* _Material for this task_

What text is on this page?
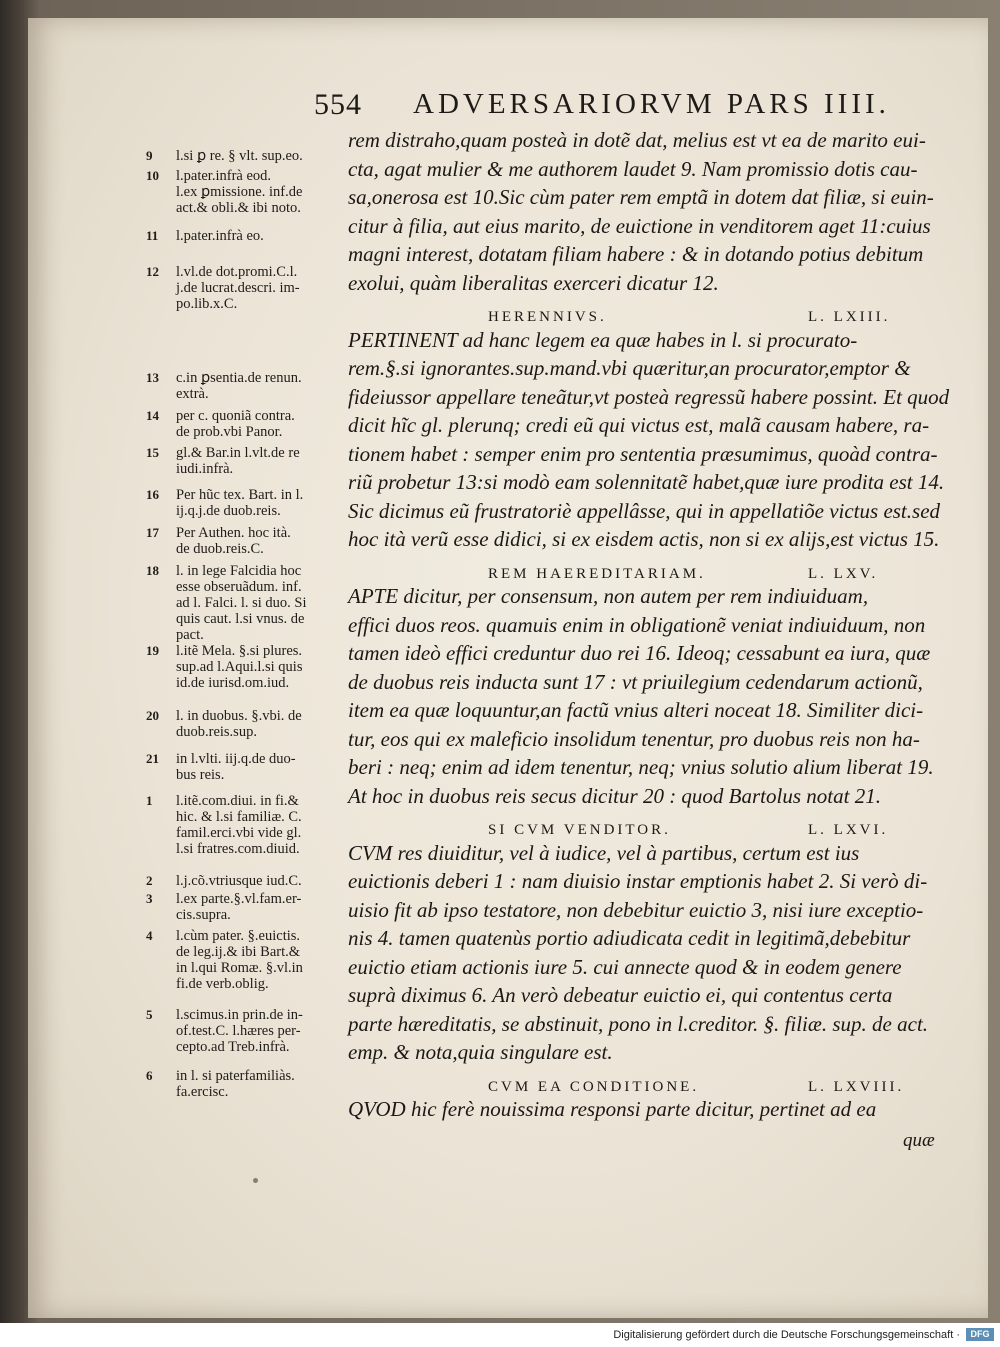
554 ADVERSARIORVM PARS IIII.
9 l.si ꝑ re. § vlt. sup.eo.
10 l.pater.infrà eod.
l.ex ꝑmissione. inf.de
act.& obli.& ibi noto.
11 l.pater.infrà eo.
12 l.vl.de dot.promi.C.l.
j.de lucrat.descri. im-
po.lib.x.C.
13 c.in ꝑsentia.de renun.
extrà.
14 per c. quoniã contra.
de prob.vbi Panor.
15 gl.& Bar.in l.vlt.de re
iudi.infrà.
16 Per hũc tex. Bart. in l.
ij.q.j.de duob.reis.
17 Per Authen. hoc ità.
de duob.reis.C.
18 l. in lege Falcidia hoc
esse obseruãdum. inf.
ad l. Falci. l. si duo. Si
quis caut. l.si vnus. de
pact.
19 l.itẽ Mela. §.si plures.
sup.ad l.Aqui.l.si quis
id.de iurisd.om.iud.
20 l. in duobus. §.vbi. de
duob.reis.sup.
21 in l.vlti. iij.q.de duo-
bus reis.
1 l.itẽ.com.diui. in fi.&
hic. & l.si familiæ. C.
famil.erci.vbi vide gl.
l.si fratres.com.diuid.
2 l.j.cõ.vtriusque iud.C.
3 l.ex parte.§.vl.fam.er-
cis.supra.
4 l.cùm pater. §.euictis.
de leg.ij.& ibi Bart.&
in l.qui Romæ. §.vl.in
fi.de verb.oblig.
5 l.scimus.in prin.de in-
of.test.C. l.hæres per-
cepto.ad Treb.infrà.
6 in l. si paterfamiliàs.
fa.ercisc.
rem distraho,quam posteà in dotẽ dat, melius est vt ea de marito eui-
cta, agat mulier & me authorem laudet 9. Nam promissio dotis cau-
sa,onerosa est 10.Sic cùm pater rem emptã in dotem dat filiæ, si euin-
citur à filia, aut eius marito, de euictione in venditorem aget 11:cuius
magni interest, dotatam filiam habere : & in dotando potius debitum
exolui, quàm liberalitas exerceri dicatur 12.
HERENNIVS.	L. LXIII.
PERTINENT ad hanc legem ea quæ habes in l. si procurato-
rem.§.si ignorantes.sup.mand.vbi quæritur,an procurator,emptor &
fideiussor appellare teneãtur,vt posteà regressũ habere possint. Et quod
dicit hĩc gl. plerunq; credi eũ qui victus est, malã causam habere, ra-
tionem habet : semper enim pro sententia præsumimus, quoàd contra-
riũ probetur 13:si modò eam solennitatẽ habet,quæ iure prodita est 14.
Sic dicimus eũ frustratoriè appellâsse, qui in appellatiõe victus est.sed
hoc ità verũ esse didici, si ex eisdem actis, non si ex alijs,est victus 15.
REM HAEREDITARIAM.	L. LXV.
APTE dicitur, per consensum, non autem per rem indiuiduam,
effici duos reos. quamuis enim in obligationẽ veniat indiuiduum, non
tamen ideò effici creduntur duo rei 16. Ideoq; cessabunt ea iura, quæ
de duobus reis inducta sunt 17 : vt priuilegium cedendarum actionũ,
item ea quæ loquuntur,an factũ vnius alteri noceat 18. Similiter dici-
tur, eos qui ex maleficio insolidum tenentur, pro duobus reis non ha-
beri : neq; enim ad idem tenentur, neq; vnius solutio alium liberat 19.
At hoc in duobus reis secus dicitur 20 : quod Bartolus notat 21.
SI CVM VENDITOR.	L. LXVI.
CVM res diuiditur, vel à iudice, vel à partibus, certum est ius
euictionis deberi 1 : nam diuisio instar emptionis habet 2. Si verò di-
uisio fit ab ipso testatore, non debebitur euictio 3, nisi iure exceptio-
nis 4. tamen quatenùs portio adiudicata cedit in legitimã,debebitur
euictio etiam actionis iure 5. cui annecte quod & in eodem genere
suprà diximus 6. An verò debeatur euictio ei, qui contentus certa
parte hæreditatis, se abstinuit, pono in l.creditor. §. filiæ. sup. de act.
emp. & nota,quia singulare est.
CVM EA CONDITIONE.	L. LXVIII.
QVOD hic ferè nouissima responsi parte dicitur, pertinet ad ea
quæ
Digitalisierung gefördert durch die Deutsche Forschungsgemeinschaft ·	DFG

* _Task statement_
Repeat the material above verbatim, with no pictures in the output.

* _Expected answer_
What text is on this page?
554 ADVERSARIORVM PARS IIII.
9 l.si ꝑ re. § vlt. sup.eo.
10 l.pater.infrà eod.
l.ex ꝑmissione. inf.de
act.& obli.& ibi noto.
11 l.pater.infrà eo.
12 l.vl.de dot.promi.C.l.
j.de lucrat.descri. im-
po.lib.x.C.
13 c.in ꝑsentia.de renun.
extrà.
14 per c. quoniã contra.
de prob.vbi Panor.
15 gl.& Bar.in l.vlt.de re
iudi.infrà.
16 Per hũc tex. Bart. in l.
ij.q.j.de duob.reis.
17 Per Authen. hoc ità.
de duob.reis.C.
18 l. in lege Falcidia hoc
esse obseruãdum. inf.
ad l. Falci. l. si duo. Si
quis caut. l.si vnus. de
pact.
19 l.itẽ Mela. §.si plures.
sup.ad l.Aqui.l.si quis
id.de iurisd.om.iud.
20 l. in duobus. §.vbi. de
duob.reis.sup.
21 in l.vlti. iij.q.de duo-
bus reis.
1 l.itẽ.com.diui. in fi.&
hic. & l.si familiæ. C.
famil.erci.vbi vide gl.
l.si fratres.com.diuid.
2 l.j.cõ.vtriusque iud.C.
3 l.ex parte.§.vl.fam.er-
cis.supra.
4 l.cùm pater. §.euictis.
de leg.ij.& ibi Bart.&
in l.qui Romæ. §.vl.in
fi.de verb.oblig.
5 l.scimus.in prin.de in-
of.test.C. l.hæres per-
cepto.ad Treb.infrà.
6 in l. si paterfamiliàs.
fa.ercisc.
rem distraho,quam posteà in dotẽ dat, melius est vt ea de marito eui-
cta, agat mulier & me authorem laudet 9. Nam promissio dotis cau-
sa,onerosa est 10.Sic cùm pater rem emptã in dotem dat filiæ, si euin-
citur à filia, aut eius marito, de euictione in venditorem aget 11:cuius
magni interest, dotatam filiam habere : & in dotando potius debitum
exolui, quàm liberalitas exerceri dicatur 12.
HERENNIVS.	L. LXIII.
PERTINENT ad hanc legem ea quæ habes in l. si procurato-
rem.§.si ignorantes.sup.mand.vbi quæritur,an procurator,emptor &
fideiussor appellare teneãtur,vt posteà regressũ habere possint. Et quod
dicit hĩc gl. plerunq; credi eũ qui victus est, malã causam habere, ra-
tionem habet : semper enim pro sententia præsumimus, quoàd contra-
riũ probetur 13:si modò eam solennitatẽ habet,quæ iure prodita est 14.
Sic dicimus eũ frustratoriè appellâsse, qui in appellatiõe victus est.sed
hoc ità verũ esse didici, si ex eisdem actis, non si ex alijs,est victus 15.
REM HAEREDITARIAM.	L. LXV.
APTE dicitur, per consensum, non autem per rem indiuiduam,
effici duos reos. quamuis enim in obligationẽ veniat indiuiduum, non
tamen ideò effici creduntur duo rei 16. Ideoq; cessabunt ea iura, quæ
de duobus reis inducta sunt 17 : vt priuilegium cedendarum actionũ,
item ea quæ loquuntur,an factũ vnius alteri noceat 18. Similiter dici-
tur, eos qui ex maleficio insolidum tenentur, pro duobus reis non ha-
beri : neq; enim ad idem tenentur, neq; vnius solutio alium liberat 19.
At hoc in duobus reis secus dicitur 20 : quod Bartolus notat 21.
SI CVM VENDITOR.	L. LXVI.
CVM res diuiditur, vel à iudice, vel à partibus, certum est ius
euictionis deberi 1 : nam diuisio instar emptionis habet 2. Si verò di-
uisio fit ab ipso testatore, non debebitur euictio 3, nisi iure exceptio-
nis 4. tamen quatenùs portio adiudicata cedit in legitimã,debebitur
euictio etiam actionis iure 5. cui annecte quod & in eodem genere
suprà diximus 6. An verò debeatur euictio ei, qui contentus certa
parte hæreditatis, se abstinuit, pono in l.creditor. §. filiæ. sup. de act.
emp. & nota,quia singulare est.
CVM EA CONDITIONE.	L. LXVIII.
QVOD hic ferè nouissima responsi parte dicitur, pertinet ad ea
quæ
Digitalisierung gefördert durch die Deutsche Forschungsgemeinschaft ·	DFG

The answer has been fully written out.